**Stated task**
Count how many rows below contain the string "Reset", and reply with that number alone.

## start Data shown

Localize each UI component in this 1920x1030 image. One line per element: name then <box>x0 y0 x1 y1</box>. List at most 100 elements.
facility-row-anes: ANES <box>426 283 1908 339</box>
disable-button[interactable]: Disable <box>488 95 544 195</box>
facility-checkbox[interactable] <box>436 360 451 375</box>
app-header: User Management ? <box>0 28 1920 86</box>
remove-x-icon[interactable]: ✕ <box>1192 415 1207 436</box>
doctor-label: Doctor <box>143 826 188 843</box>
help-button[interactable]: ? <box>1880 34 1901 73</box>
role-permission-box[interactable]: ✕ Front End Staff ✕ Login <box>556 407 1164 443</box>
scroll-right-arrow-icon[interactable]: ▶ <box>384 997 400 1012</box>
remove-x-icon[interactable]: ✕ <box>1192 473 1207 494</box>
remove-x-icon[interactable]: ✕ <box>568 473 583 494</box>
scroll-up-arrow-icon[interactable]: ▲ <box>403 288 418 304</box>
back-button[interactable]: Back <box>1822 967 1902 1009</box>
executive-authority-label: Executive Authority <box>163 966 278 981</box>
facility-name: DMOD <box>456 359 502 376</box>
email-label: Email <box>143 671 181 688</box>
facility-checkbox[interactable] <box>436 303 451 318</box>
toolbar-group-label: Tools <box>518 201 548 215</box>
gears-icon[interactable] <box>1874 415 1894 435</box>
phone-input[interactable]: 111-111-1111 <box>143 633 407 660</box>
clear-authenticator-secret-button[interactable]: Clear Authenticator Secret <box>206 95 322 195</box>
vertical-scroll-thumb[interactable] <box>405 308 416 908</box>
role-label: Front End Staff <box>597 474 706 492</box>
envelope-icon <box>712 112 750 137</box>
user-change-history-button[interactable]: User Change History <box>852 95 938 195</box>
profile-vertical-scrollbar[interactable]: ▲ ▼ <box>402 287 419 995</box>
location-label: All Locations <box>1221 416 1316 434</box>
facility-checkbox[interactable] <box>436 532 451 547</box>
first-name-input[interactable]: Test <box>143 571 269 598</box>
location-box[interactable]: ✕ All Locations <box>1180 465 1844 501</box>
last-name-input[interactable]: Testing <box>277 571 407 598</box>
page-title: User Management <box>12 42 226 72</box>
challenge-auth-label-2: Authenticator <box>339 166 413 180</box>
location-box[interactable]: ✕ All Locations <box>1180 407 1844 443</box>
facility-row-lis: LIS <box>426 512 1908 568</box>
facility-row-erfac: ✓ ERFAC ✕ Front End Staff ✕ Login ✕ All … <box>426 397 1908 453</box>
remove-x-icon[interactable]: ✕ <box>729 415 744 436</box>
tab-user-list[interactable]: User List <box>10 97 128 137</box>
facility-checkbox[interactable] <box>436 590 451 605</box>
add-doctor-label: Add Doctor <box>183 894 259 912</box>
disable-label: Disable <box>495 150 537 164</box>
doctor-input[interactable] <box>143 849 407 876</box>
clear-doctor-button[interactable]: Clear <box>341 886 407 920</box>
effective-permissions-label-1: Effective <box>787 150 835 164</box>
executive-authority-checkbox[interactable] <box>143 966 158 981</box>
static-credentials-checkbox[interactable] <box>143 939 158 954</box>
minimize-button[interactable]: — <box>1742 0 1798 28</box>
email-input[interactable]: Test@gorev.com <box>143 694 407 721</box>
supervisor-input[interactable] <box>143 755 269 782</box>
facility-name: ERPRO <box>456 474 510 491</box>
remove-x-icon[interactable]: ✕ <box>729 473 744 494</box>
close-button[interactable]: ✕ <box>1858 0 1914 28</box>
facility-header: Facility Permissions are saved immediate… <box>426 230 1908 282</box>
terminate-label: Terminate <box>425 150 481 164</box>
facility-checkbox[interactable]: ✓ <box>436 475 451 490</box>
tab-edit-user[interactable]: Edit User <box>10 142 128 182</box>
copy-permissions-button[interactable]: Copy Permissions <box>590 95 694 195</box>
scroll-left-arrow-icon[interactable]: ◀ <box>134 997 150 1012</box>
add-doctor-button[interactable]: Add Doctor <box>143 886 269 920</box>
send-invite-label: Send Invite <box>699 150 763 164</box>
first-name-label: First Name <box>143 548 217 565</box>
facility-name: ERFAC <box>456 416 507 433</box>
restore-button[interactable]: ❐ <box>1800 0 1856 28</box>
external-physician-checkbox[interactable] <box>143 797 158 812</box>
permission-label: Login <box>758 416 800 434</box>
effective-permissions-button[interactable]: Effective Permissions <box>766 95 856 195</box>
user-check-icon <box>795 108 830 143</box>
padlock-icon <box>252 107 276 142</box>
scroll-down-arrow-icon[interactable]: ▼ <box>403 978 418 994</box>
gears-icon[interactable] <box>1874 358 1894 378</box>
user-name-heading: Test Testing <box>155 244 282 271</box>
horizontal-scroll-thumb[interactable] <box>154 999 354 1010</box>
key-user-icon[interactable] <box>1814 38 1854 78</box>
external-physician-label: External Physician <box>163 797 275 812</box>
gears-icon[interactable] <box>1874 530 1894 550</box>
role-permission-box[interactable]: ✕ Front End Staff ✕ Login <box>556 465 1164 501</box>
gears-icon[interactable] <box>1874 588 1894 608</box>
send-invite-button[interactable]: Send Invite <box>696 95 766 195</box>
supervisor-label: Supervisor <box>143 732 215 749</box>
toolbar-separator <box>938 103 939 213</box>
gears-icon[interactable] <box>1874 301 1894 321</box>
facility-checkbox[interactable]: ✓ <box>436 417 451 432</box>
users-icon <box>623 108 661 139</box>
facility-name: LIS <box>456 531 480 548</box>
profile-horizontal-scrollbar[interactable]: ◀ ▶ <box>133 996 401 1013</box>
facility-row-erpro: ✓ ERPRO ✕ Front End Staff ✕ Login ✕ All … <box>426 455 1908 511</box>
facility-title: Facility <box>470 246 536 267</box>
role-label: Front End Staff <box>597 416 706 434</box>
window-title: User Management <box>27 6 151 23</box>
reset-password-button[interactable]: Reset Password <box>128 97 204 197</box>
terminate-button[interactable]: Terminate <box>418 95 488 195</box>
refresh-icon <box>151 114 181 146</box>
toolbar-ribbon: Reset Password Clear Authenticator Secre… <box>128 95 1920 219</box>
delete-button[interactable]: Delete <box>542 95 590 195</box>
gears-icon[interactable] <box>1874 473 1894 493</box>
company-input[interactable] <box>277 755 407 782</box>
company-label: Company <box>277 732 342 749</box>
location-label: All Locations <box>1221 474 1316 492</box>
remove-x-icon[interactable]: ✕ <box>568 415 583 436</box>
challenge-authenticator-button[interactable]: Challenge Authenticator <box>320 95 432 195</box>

## end Data shown

**Reply**
2